## Begin TASK INPUT

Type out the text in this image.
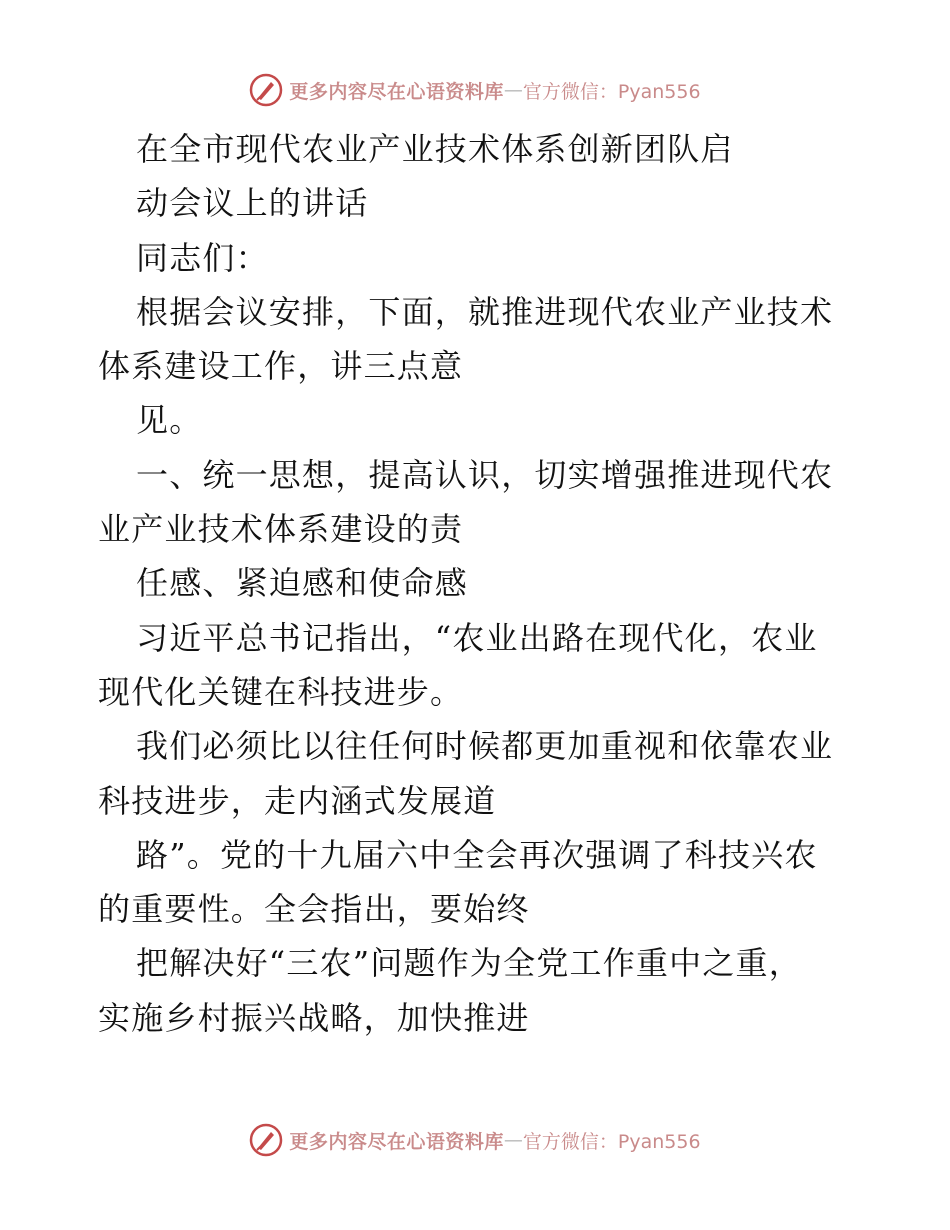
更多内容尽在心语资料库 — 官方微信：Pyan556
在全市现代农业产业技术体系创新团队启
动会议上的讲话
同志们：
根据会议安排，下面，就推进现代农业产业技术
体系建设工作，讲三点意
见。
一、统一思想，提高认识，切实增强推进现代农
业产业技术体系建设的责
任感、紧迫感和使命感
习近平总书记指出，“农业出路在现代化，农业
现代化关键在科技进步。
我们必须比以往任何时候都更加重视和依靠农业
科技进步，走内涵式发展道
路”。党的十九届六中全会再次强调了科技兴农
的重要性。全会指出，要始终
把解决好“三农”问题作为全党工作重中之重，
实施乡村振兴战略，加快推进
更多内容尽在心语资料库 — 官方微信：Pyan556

## End TASK INPUT

Extract the full listing above verbatim; pictures are to be left out of the copy.

Type out the text in this image.
更多内容尽在心语资料库 — 官方微信：Pyan556
在全市现代农业产业技术体系创新团队启
动会议上的讲话
同志们：
根据会议安排，下面，就推进现代农业产业技术
体系建设工作，讲三点意
见。
一、统一思想，提高认识，切实增强推进现代农
业产业技术体系建设的责
任感、紧迫感和使命感
习近平总书记指出，“农业出路在现代化，农业
现代化关键在科技进步。
我们必须比以往任何时候都更加重视和依靠农业
科技进步，走内涵式发展道
路”。党的十九届六中全会再次强调了科技兴农
的重要性。全会指出，要始终
把解决好“三农”问题作为全党工作重中之重，
实施乡村振兴战略，加快推进
更多内容尽在心语资料库 — 官方微信：Pyan556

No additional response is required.